Work to complete
Spot every line with the word "ylabel" and return it.

※ ※ ※

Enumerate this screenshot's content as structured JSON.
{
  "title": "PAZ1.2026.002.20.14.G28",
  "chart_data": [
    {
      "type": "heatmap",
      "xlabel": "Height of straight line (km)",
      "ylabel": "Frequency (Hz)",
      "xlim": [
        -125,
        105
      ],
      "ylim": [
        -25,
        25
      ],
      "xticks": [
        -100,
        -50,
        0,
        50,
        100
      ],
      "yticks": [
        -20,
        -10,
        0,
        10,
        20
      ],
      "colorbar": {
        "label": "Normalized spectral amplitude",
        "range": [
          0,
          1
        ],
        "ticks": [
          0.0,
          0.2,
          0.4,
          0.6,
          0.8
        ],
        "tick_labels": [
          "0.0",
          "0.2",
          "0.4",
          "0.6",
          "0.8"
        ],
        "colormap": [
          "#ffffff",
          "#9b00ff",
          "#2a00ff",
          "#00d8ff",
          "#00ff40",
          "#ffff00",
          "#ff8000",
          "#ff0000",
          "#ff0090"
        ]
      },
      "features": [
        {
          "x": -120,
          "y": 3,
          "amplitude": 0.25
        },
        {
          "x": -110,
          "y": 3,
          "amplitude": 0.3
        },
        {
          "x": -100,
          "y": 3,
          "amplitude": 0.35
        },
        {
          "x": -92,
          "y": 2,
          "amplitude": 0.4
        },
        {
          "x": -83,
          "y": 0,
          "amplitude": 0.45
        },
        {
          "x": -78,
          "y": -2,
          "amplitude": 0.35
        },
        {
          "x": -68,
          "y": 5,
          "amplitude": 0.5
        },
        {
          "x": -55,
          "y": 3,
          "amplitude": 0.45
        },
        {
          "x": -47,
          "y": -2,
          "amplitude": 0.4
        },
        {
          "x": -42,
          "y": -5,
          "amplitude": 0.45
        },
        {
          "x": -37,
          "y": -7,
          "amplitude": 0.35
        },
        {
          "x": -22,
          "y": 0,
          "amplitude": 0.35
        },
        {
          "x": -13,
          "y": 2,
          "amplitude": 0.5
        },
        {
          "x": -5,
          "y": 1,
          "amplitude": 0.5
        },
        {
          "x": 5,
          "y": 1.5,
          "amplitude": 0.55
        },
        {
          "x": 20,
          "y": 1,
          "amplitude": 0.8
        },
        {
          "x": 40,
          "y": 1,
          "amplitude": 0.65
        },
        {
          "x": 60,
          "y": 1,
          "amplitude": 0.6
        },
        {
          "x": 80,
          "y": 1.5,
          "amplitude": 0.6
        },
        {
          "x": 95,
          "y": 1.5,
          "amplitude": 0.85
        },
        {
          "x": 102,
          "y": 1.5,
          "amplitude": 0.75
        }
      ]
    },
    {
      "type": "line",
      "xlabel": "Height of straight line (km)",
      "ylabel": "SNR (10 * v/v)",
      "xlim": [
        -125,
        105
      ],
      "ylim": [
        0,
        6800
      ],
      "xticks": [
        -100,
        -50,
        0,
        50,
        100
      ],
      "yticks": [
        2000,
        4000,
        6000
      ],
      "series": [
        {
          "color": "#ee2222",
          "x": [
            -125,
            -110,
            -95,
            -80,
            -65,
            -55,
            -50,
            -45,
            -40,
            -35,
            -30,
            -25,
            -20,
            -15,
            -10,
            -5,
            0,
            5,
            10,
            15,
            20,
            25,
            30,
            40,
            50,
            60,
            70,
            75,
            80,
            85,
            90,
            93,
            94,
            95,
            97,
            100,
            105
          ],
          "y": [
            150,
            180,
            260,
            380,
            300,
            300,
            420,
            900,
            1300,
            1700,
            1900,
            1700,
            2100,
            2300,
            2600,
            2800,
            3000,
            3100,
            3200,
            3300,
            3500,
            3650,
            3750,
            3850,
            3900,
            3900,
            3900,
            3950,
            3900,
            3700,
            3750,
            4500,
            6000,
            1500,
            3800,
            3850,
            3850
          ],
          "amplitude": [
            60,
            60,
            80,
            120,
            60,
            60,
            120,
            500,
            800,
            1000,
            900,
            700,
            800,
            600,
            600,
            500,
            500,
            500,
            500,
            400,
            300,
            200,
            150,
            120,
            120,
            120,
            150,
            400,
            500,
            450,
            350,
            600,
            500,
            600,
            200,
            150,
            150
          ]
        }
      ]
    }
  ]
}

※ ※ ※

Task output
      "ylabel": "Frequency (Hz)",
      "ylabel": "SNR (10 * v/v)",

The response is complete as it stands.